» **TASK STATEMENT**:
Can you transcribe every record below exactly as it appears?
[begin INPUT RECORDS]
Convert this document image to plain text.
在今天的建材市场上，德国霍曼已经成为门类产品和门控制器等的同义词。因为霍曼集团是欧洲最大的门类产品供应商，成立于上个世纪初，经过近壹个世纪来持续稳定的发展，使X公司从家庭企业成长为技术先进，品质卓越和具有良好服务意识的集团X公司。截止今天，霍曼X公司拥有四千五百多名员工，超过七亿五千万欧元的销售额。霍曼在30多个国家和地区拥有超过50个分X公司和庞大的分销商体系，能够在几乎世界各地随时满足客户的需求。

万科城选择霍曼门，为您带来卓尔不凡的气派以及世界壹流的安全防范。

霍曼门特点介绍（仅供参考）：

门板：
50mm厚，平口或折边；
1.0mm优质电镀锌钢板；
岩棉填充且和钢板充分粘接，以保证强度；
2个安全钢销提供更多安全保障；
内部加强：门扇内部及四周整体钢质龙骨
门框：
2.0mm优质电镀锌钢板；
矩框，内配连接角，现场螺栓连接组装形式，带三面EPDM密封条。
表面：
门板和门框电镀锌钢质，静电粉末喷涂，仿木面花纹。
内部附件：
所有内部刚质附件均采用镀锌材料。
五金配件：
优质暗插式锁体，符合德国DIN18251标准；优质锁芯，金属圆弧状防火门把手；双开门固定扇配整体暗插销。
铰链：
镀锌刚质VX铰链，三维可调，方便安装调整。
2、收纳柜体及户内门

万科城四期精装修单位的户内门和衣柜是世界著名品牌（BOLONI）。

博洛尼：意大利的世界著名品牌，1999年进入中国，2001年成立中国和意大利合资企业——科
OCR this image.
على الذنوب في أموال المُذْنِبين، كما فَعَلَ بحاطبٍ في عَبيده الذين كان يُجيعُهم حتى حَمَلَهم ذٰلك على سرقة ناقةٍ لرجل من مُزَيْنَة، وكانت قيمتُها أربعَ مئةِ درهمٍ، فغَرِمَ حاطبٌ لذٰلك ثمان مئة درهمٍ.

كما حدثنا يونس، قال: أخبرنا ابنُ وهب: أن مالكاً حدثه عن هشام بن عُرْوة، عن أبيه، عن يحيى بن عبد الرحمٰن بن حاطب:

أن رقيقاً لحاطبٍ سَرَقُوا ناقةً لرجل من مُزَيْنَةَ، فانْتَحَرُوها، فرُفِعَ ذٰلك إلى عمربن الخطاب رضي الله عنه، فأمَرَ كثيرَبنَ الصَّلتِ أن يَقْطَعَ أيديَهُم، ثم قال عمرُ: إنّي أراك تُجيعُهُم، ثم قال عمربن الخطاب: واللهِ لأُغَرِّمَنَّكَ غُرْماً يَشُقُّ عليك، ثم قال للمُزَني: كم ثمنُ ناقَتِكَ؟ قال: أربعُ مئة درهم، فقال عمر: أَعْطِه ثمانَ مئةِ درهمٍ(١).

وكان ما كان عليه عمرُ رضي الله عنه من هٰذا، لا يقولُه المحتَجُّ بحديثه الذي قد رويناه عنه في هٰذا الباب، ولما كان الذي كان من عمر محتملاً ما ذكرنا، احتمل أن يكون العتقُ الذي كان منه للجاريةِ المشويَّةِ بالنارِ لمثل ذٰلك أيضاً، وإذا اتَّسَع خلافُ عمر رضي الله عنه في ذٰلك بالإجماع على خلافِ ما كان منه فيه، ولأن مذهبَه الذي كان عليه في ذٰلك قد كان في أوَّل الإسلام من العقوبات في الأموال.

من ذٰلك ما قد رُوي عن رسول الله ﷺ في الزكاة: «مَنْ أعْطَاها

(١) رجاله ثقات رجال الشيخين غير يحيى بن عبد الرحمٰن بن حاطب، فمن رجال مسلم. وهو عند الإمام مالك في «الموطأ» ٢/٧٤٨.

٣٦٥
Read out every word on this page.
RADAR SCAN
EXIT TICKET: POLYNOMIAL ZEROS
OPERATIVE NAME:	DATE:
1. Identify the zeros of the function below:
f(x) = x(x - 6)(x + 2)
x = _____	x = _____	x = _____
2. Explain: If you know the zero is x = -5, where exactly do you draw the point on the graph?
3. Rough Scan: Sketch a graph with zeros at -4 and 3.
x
[end INPUT RECORDS]
» **RESPONSE TO THIS TASK**:
Convert this document image to plain text.
在今天的建材市场上，德国霍曼已经成为门类产品和门控制器等的同义词。因为霍曼集团是欧洲最大的门类产品供应商，成立于上个世纪初，经过近壹个世纪来持续稳定的发展，使X公司从家庭企业成长为技术先进，品质卓越和具有良好服务意识的集团X公司。截止今天，霍曼X公司拥有四千五百多名员工，超过七亿五千万欧元的销售额。霍曼在30多个国家和地区拥有超过50个分X公司和庞大的分销商体系，能够在几乎世界各地随时满足客户的需求。

万科城选择霍曼门，为您带来卓尔不凡的气派以及世界壹流的安全防范。

霍曼门特点介绍（仅供参考）：

门板：
50mm厚，平口或折边；
1.0mm优质电镀锌钢板；
岩棉填充且和钢板充分粘接，以保证强度；
2个安全钢销提供更多安全保障；
内部加强：门扇内部及四周整体钢质龙骨
门框：
2.0mm优质电镀锌钢板；
矩框，内配连接角，现场螺栓连接组装形式，带三面EPDM密封条。
表面：
门板和门框电镀锌钢质，静电粉末喷涂，仿木面花纹。
内部附件：
所有内部刚质附件均采用镀锌材料。
五金配件：
优质暗插式锁体，符合德国DIN18251标准；优质锁芯，金属圆弧状防火门把手；双开门固定扇配整体暗插销。
铰链：
镀锌刚质VX铰链，三维可调，方便安装调整。
2、收纳柜体及户内门

万科城四期精装修单位的户内门和衣柜是世界著名品牌（BOLONI）。

博洛尼：意大利的世界著名品牌，1999年进入中国，2001年成立中国和意大利合资企业——科
OCR this image.
على الذنوب في أموال المُذْنِبين، كما فَعَلَ بحاطبٍ في عَبيده الذين كان يُجيعُهم حتى حَمَلَهم ذٰلك على سرقة ناقةٍ لرجل من مُزَيْنَة، وكانت قيمتُها أربعَ مئةِ درهمٍ، فغَرِمَ حاطبٌ لذٰلك ثمان مئة درهمٍ.

كما حدثنا يونس، قال: أخبرنا ابنُ وهب: أن مالكاً حدثه عن هشام بن عُرْوة، عن أبيه، عن يحيى بن عبد الرحمٰن بن حاطب:

أن رقيقاً لحاطبٍ سَرَقُوا ناقةً لرجل من مُزَيْنَةَ، فانْتَحَرُوها، فرُفِعَ ذٰلك إلى عمربن الخطاب رضي الله عنه، فأمَرَ كثيرَبنَ الصَّلتِ أن يَقْطَعَ أيديَهُم، ثم قال عمرُ: إنّي أراك تُجيعُهُم، ثم قال عمربن الخطاب: واللهِ لأُغَرِّمَنَّكَ غُرْماً يَشُقُّ عليك، ثم قال للمُزَني: كم ثمنُ ناقَتِكَ؟ قال: أربعُ مئة درهم، فقال عمر: أَعْطِه ثمانَ مئةِ درهمٍ(١).

وكان ما كان عليه عمرُ رضي الله عنه من هٰذا، لا يقولُه المحتَجُّ بحديثه الذي قد رويناه عنه في هٰذا الباب، ولما كان الذي كان من عمر محتملاً ما ذكرنا، احتمل أن يكون العتقُ الذي كان منه للجاريةِ المشويَّةِ بالنارِ لمثل ذٰلك أيضاً، وإذا اتَّسَع خلافُ عمر رضي الله عنه في ذٰلك بالإجماع على خلافِ ما كان منه فيه، ولأن مذهبَه الذي كان عليه في ذٰلك قد كان في أوَّل الإسلام من العقوبات في الأموال.

من ذٰلك ما قد رُوي عن رسول الله ﷺ في الزكاة: «مَنْ أعْطَاها

(١) رجاله ثقات رجال الشيخين غير يحيى بن عبد الرحمٰن بن حاطب، فمن رجال مسلم. وهو عند الإمام مالك في «الموطأ» ٢/٧٤٨.

٣٦٥
Read out every word on this page.
RADAR SCAN
EXIT TICKET: POLYNOMIAL ZEROS
OPERATIVE NAME:	DATE:
1. Identify the zeros of the function below:
f(x) = x(x - 6)(x + 2)
x = _____	x = _____	x = _____
2. Explain: If you know the zero is x = -5, where exactly do you draw the point on the graph?
3. Rough Scan: Sketch a graph with zeros at -4 and 3.
x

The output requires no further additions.